■ What the task requires ■
Examine each line of the data. Copy those that contain the string "าเธอร".

■ Record excerpts ■
======
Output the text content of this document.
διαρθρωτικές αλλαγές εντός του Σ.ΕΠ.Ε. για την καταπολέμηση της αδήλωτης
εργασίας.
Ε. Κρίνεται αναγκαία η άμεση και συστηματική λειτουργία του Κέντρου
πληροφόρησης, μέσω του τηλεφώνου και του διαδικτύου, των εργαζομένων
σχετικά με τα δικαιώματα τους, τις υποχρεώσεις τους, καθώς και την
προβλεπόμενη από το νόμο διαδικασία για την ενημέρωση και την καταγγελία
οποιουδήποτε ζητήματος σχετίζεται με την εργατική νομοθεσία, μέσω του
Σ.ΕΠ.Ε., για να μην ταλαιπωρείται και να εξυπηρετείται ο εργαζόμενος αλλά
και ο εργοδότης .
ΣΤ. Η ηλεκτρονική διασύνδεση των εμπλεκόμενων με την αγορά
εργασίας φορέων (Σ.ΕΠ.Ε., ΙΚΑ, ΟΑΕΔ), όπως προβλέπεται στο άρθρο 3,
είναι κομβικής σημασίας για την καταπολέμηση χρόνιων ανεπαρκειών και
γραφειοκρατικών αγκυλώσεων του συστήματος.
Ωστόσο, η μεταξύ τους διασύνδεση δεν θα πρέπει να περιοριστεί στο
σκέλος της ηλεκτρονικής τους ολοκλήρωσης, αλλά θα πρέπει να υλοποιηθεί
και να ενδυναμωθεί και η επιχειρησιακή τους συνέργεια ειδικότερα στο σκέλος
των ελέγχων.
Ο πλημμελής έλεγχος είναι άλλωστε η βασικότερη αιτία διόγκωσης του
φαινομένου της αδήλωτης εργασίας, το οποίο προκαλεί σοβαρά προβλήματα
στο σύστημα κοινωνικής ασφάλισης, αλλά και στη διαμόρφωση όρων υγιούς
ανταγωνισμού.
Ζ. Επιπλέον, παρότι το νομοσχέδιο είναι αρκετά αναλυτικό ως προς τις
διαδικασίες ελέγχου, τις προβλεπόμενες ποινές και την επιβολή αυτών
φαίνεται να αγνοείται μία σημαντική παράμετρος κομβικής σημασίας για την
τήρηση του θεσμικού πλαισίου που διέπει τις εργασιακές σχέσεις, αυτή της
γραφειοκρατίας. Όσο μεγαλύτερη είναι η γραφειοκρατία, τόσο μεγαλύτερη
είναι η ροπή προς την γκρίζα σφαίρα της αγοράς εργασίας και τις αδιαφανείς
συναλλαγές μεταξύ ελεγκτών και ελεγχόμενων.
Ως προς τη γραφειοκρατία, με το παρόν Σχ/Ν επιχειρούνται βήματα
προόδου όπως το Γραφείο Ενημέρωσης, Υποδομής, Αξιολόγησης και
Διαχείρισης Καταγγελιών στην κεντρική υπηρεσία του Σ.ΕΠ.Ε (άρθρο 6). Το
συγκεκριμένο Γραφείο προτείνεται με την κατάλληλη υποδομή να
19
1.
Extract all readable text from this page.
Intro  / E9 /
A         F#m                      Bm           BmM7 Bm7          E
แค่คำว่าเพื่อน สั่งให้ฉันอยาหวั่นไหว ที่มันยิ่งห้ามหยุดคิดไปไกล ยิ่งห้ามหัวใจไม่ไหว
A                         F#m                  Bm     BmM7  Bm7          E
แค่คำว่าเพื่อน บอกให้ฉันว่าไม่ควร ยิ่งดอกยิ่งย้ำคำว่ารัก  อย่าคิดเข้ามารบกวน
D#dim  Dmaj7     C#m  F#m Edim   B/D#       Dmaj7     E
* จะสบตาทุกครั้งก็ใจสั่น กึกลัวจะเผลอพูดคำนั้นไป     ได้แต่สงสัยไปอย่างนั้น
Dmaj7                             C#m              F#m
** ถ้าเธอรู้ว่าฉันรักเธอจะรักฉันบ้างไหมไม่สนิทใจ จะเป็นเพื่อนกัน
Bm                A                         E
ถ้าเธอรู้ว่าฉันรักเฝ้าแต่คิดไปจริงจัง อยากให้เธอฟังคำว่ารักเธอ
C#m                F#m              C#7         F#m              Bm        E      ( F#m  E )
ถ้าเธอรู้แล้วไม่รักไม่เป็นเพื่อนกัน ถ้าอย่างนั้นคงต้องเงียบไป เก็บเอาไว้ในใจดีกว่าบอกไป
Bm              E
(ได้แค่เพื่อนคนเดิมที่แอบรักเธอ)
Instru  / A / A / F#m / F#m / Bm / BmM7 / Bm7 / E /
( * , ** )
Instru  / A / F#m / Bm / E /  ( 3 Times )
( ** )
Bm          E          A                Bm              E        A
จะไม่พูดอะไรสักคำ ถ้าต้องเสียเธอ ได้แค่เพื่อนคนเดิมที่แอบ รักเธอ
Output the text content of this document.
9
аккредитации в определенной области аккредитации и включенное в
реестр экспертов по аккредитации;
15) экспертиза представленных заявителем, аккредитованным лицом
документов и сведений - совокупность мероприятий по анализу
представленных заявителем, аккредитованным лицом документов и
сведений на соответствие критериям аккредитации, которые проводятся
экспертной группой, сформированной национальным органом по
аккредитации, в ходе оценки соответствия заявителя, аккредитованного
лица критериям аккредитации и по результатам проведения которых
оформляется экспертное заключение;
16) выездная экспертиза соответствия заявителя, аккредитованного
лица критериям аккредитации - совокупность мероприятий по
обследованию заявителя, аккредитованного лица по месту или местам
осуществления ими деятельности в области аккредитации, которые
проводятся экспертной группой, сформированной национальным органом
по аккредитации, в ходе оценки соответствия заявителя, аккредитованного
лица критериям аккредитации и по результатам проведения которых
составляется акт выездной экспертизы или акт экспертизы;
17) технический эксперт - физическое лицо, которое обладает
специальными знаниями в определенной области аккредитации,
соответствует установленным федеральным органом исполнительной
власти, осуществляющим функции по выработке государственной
======
■ Complete response ■
** ถ้าเธอรู้ว่าฉันรักเธอจะรักฉันบ้างไหมไม่สนิทใจ จะเป็นเพื่อนกัน
ถ้าเธอรู้ว่าฉันรักเฝ้าแต่คิดไปจริงจัง อยากให้เธอฟังคำว่ารักเธอ
ถ้าเธอรู้แล้วไม่รักไม่เป็นเพื่อนกัน ถ้าอย่างนั้นคงต้องเงียบไป เก็บเอาไว้ในใจดีกว่าบอกไป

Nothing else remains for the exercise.